__TASKS TO PERFORM__
- a) Reproduce verbatim the portion of the article on soft class closure that begins at the words "23 April 2020" and ends after the words "settlement at mediation.".
- b) Resume the article on soft class closure in class actions, continuing after its final sentence.

23 April 2020

Closing the door on closing the class

This article is written by Moira Saville, Alex Morris and Armen Varvachtian

Introduction

In a significant decision, the New South Wales Court of Appeal has held that the Supreme Court does not have power under section 183 of the Civil Procedure Act 2005 (NSW) – which is in equivalent terms to section 33ZF of the Federal Court of Australia Act 1976 (Cth) – to make an order effecting a so-called “soft closure” of the class in a representative proceeding in anticipation of a potential settlement at mediation.

The decision in Haselhurst v Toyota Motor Corporation Australia Ltd t/as Toyota Australia [2020] NSWCA 66 is important because it clarifies the extent to which the parties to a class action will be able to achieve certainty about the size of the class that might benefit from a settlement prior to embarking upon alternative dispute resolution processes with a view to achieving such a settlement.  In simple terms, it means that defendants may face a heightened degree of uncertainty when trying to negotiate a commercial resolution of a class action.  However, there are methods of addressing that uncertainty in negotiations – and those methods had been used for some time before “soft closure” orders became fashionable.

Background

The issue arose in the context of several separate class actions arising from the recall of allegedly defective motor vehicle airbags, which are being case managed in parallel by the Supreme Court of New South Wales.  In November 2019 (before the High Court’s significant decision in BMW Australia Ltd v Brewster [2019] HCA 45; (2019) 94 ALJR 51see our alert here – on the scope of section 183 in the context of now-defunct common fund orders), the primary judge made orders including one which was described as bringing about “soft class closure”. 

Under that order, which would only have had effect if an “in principle” settlement of the disputes could be achieved before the commencement of the initial trial of the common issues in the actions (and subject to court approval of such a settlement), the causes of action held by group members who had neither opted out of the class actions nor registered their intention to participate would be extinguished.  The class closure was “soft” because, if an “in principle” settlement was not achieved before the commencement of the initial trial, the non-registered group members’ rights would remain unextinguished such that they could participate in any fruits of the action.

__DATA EXTRACT__
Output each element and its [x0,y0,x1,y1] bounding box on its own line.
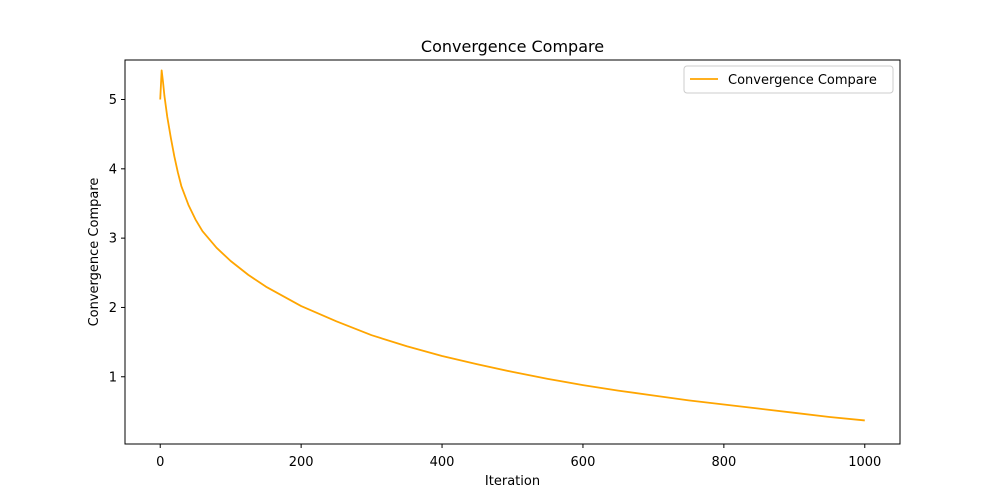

__ANSWERS BELOW__
- a)
23 April 2020

Closing the door on closing the class

This article is written by Moira Saville, Alex Morris and Armen Varvachtian

Introduction

In a significant decision, the New South Wales Court of Appeal has held that the Supreme Court does not have power under section 183 of the Civil Procedure Act 2005 (NSW) – which is in equivalent terms to section 33ZF of the Federal Court of Australia Act 1976 (Cth) – to make an order effecting a so-called “soft closure” of the class in a representative proceeding in anticipation of a potential settlement at mediation.

- b)
In making the order, the primary judge relied upon Full Federal Court authority to the effect that a class closure order which “operates to facilitate the desirable end of settlement” may be appropriate under the federal legislative equivalent to section 183.  His Honour considered that “a mediation will only be effective if the parties know the likely number of participants and can thus offer an amount reflective of those numbers”, and said that “the parties must come to terms with the reality of the situation, and that involves all sides having an understanding of who will be in the class and therefore what the likely damages will be”.  This is the usual practical motivator for parties to seek such orders.  His Honour also determined that the interests of group members who did not register and could not benefit from any settlement were outweighed by the parties being able to explore whether a settlement could be achieved.

Did the Court have power to make the class closure order?

At issue in the appeal was the question whether the Court had power, under section 183, to make such an order (and, if so, whether it should have been made as a matter of discretion).  The Court held that it did not have such power and that, even if it did, the order should not have been made.

Section 183 provides:

“In any proceedings (including an appeal) conducted under this Part, the Court may, of its own motion or on application by a party or a group member, make any order that the Court thinks appropriate or necessary to ensure that justice is done in the proceedings.”

The legislative framework of the Act, however, was held to tend “strongly against an implication that there must be power to make an order extinguishing the rights of an unregistered Group Member in advance of any settlement being achieved (or even attempted) in order to facilitate settlement of the claims of Group Members who choose to register their claims.”  The legislation permits a representative plaintiff to make people group members without their consent and one of the concepts underlying the statute is that group members (who may not even know that they are group members) are not required to take affirmative steps to participate in the proceeding – at least until the determination of the common questions of law and fact.  The legislation contemplates, instead, that they are to take affirmative steps only if they wish to opt out of the proceeding.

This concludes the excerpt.